* Begin Data supplied *

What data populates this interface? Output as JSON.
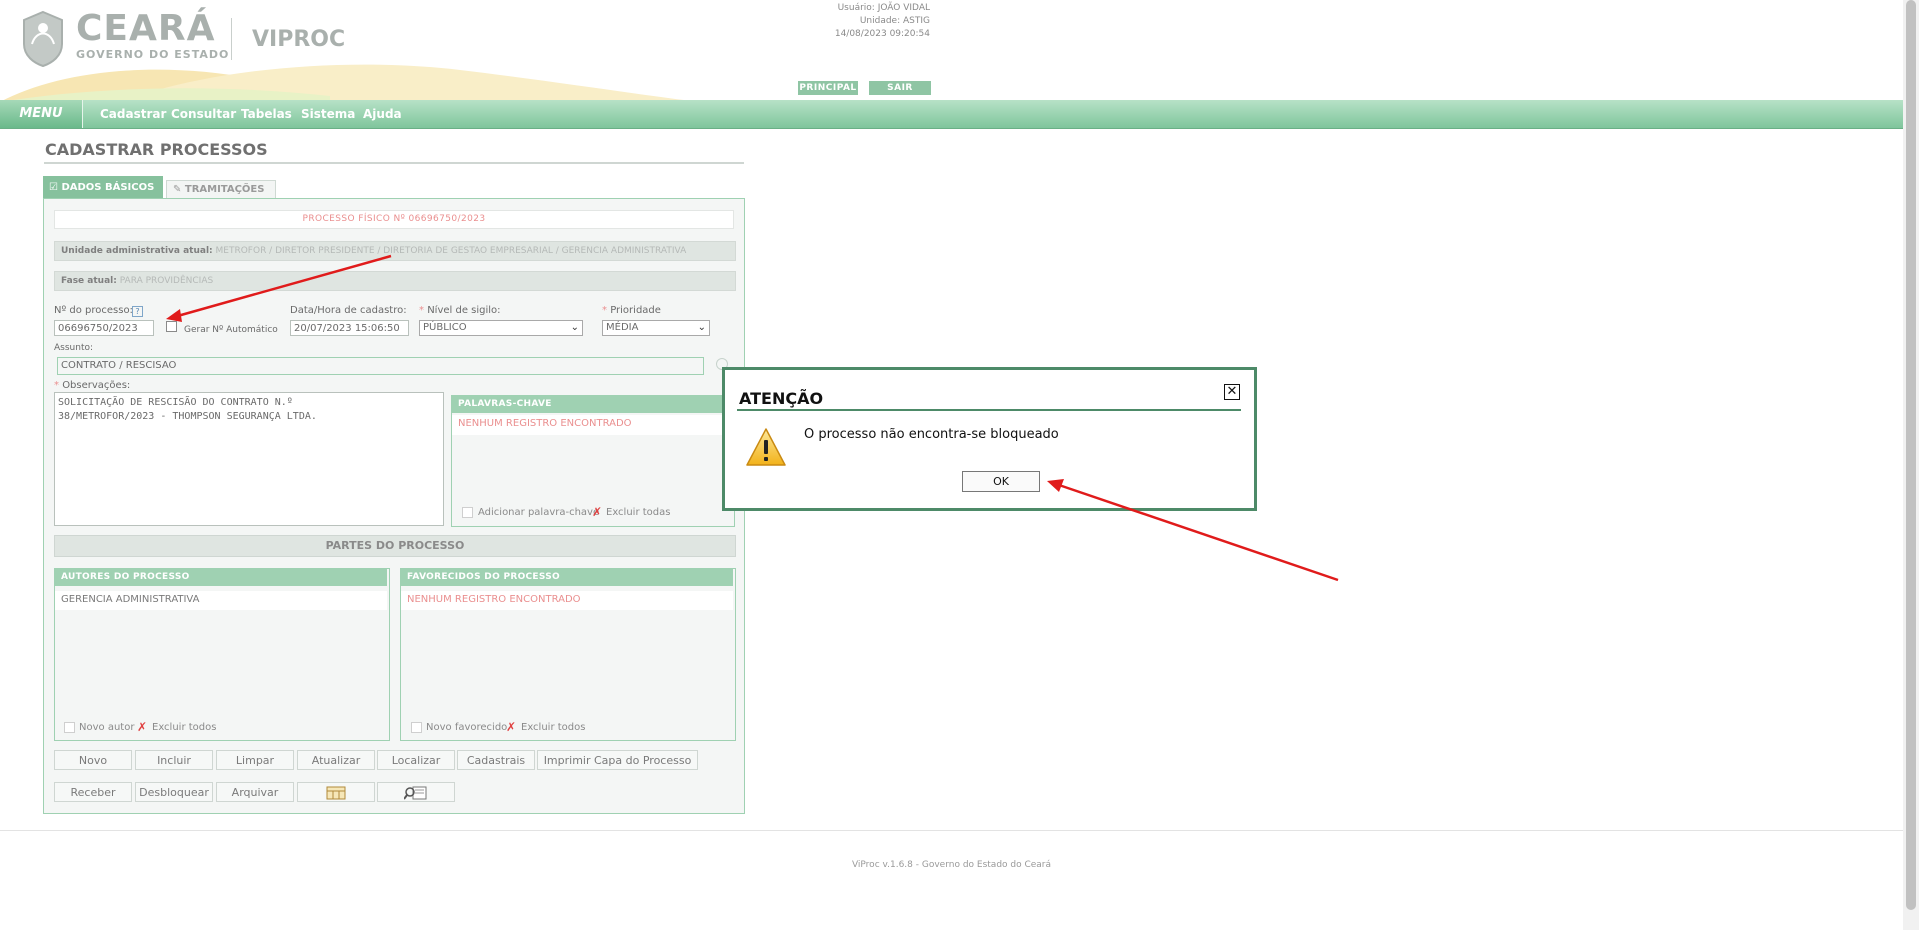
{
  "header": {
    "logo_title": "CEARÁ",
    "logo_subtitle": "GOVERNO DO ESTADO",
    "app_name": "VIPROC",
    "user_label": "Usuário:",
    "user_value": "JOÃO VIDAL",
    "unit_label": "Unidade:",
    "unit_value": "ASTIG",
    "datetime": "14/08/2023 09:20:54",
    "principal_label": "PRINCIPAL",
    "sair_label": "SAIR"
  },
  "menu": {
    "label": "MENU",
    "items": [
      "Cadastrar",
      "Consultar",
      "Tabelas",
      "Sistema",
      "Ajuda"
    ]
  },
  "page": {
    "title": "CADASTRAR PROCESSOS",
    "tabs": [
      "DADOS BÁSICOS",
      "TRAMITAÇÕES"
    ]
  },
  "form": {
    "processo_fisico": "PROCESSO FÍSICO Nº 06696750/2023",
    "unidade_label": "Unidade administrativa atual:",
    "unidade_value": "METROFOR / DIRETOR PRESIDENTE / DIRETORIA DE GESTAO EMPRESARIAL / GERENCIA ADMINISTRATIVA",
    "fase_label": "Fase atual:",
    "fase_value": "PARA PROVIDÊNCIAS",
    "num_processo_label": "Nº do processo:",
    "help_label": "?",
    "num_processo_value": "06696750/2023",
    "gerar_auto_label": "Gerar Nº Automático",
    "data_hora_label": "Data/Hora de cadastro:",
    "data_hora_value": "20/07/2023 15:06:50",
    "sigilo_label": "Nível de sigilo:",
    "sigilo_value": "PÚBLICO",
    "prioridade_label": "Prioridade",
    "prioridade_value": "MÉDIA",
    "assunto_label": "Assunto:",
    "assunto_value": "CONTRATO / RESCISAO",
    "obs_label": "Observações:",
    "obs_value": "SOLICITAÇÃO DE RESCISÃO DO CONTRATO N.º\n38/METROFOR/2023 - THOMPSON SEGURANÇA LTDA."
  },
  "palavras": {
    "title": "PALAVRAS-CHAVE",
    "empty": "NENHUM REGISTRO ENCONTRADO",
    "add_label": "Adicionar palavra-chave",
    "remove_all_label": "Excluir todas"
  },
  "partes": {
    "title": "PARTES DO PROCESSO",
    "autores_title": "AUTORES DO PROCESSO",
    "autores_rows": [
      "GERENCIA ADMINISTRATIVA"
    ],
    "novo_autor_label": "Novo autor",
    "excluir_autores_label": "Excluir todos",
    "favorecidos_title": "FAVORECIDOS DO PROCESSO",
    "favorecidos_empty": "NENHUM REGISTRO ENCONTRADO",
    "novo_favorecido_label": "Novo favorecido",
    "excluir_favorecidos_label": "Excluir todos"
  },
  "actions": {
    "row1": [
      "Novo",
      "Incluir",
      "Limpar",
      "Atualizar",
      "Localizar",
      "Cadastrais",
      "Imprimir Capa do Processo"
    ],
    "row2": [
      "Receber",
      "Desbloquear",
      "Arquivar"
    ]
  },
  "footer": {
    "text": "ViProc v.1.6.8 - Governo do Estado do Ceará"
  },
  "dialog": {
    "title": "ATENÇÃO",
    "message": "O processo não encontra-se bloqueado",
    "ok_label": "OK",
    "close_glyph": "✕",
    "icon": "warning-icon"
  },
  "colors": {
    "accent_green": "#86c19d",
    "dialog_border": "#4d8a68",
    "empty_text": "#ea8f8f",
    "annotation_arrow": "#e01b1b"
  }
}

* End Data supplied *

Filter the entries down to the lines with the word "ENCONTRADO" in them.

• _Reply to the task_:
    "empty": "NENHUM REGISTRO ENCONTRADO",
    "favorecidos_empty": "NENHUM REGISTRO ENCONTRADO",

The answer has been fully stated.